Entries taken from a collection

——

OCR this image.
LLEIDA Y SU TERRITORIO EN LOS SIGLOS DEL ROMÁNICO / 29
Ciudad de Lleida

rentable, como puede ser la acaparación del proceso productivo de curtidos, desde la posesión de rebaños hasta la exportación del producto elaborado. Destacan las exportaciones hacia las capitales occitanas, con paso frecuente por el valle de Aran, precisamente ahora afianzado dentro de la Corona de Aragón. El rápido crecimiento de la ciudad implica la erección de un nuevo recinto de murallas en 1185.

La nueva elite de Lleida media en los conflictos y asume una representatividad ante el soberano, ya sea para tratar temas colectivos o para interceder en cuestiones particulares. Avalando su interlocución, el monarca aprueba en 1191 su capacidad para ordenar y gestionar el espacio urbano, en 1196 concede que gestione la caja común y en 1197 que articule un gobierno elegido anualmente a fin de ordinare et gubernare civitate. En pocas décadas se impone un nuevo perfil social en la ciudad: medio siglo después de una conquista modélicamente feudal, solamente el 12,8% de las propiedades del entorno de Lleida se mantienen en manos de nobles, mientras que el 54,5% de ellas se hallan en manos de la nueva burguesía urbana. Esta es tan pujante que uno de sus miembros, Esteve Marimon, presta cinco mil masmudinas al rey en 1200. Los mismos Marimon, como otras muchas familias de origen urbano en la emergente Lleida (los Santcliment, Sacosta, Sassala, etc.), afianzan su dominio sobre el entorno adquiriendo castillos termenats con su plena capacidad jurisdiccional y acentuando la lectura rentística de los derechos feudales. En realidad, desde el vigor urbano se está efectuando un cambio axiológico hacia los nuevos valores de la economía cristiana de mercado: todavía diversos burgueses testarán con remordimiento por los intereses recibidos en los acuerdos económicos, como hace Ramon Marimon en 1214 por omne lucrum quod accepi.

——

Prompt — Could you reproduce every record above exactly as it appears?

Full answer —
OCR this image.
LLEIDA Y SU TERRITORIO EN LOS SIGLOS DEL ROMÁNICO / 29
Ciudad de Lleida

rentable, como puede ser la acaparación del proceso productivo de curtidos, desde la posesión de rebaños hasta la exportación del producto elaborado. Destacan las exportaciones hacia las capitales occitanas, con paso frecuente por el valle de Aran, precisamente ahora afianzado dentro de la Corona de Aragón. El rápido crecimiento de la ciudad implica la erección de un nuevo recinto de murallas en 1185.

La nueva elite de Lleida media en los conflictos y asume una representatividad ante el soberano, ya sea para tratar temas colectivos o para interceder en cuestiones particulares. Avalando su interlocución, el monarca aprueba en 1191 su capacidad para ordenar y gestionar el espacio urbano, en 1196 concede que gestione la caja común y en 1197 que articule un gobierno elegido anualmente a fin de ordinare et gubernare civitate. En pocas décadas se impone un nuevo perfil social en la ciudad: medio siglo después de una conquista modélicamente feudal, solamente el 12,8% de las propiedades del entorno de Lleida se mantienen en manos de nobles, mientras que el 54,5% de ellas se hallan en manos de la nueva burguesía urbana. Esta es tan pujante que uno de sus miembros, Esteve Marimon, presta cinco mil masmudinas al rey en 1200. Los mismos Marimon, como otras muchas familias de origen urbano en la emergente Lleida (los Santcliment, Sacosta, Sassala, etc.), afianzan su dominio sobre el entorno adquiriendo castillos termenats con su plena capacidad jurisdiccional y acentuando la lectura rentística de los derechos feudales. En realidad, desde el vigor urbano se está efectuando un cambio axiológico hacia los nuevos valores de la economía cristiana de mercado: todavía diversos burgueses testarán con remordimiento por los intereses recibidos en los acuerdos económicos, como hace Ramon Marimon en 1214 por omne lucrum quod accepi.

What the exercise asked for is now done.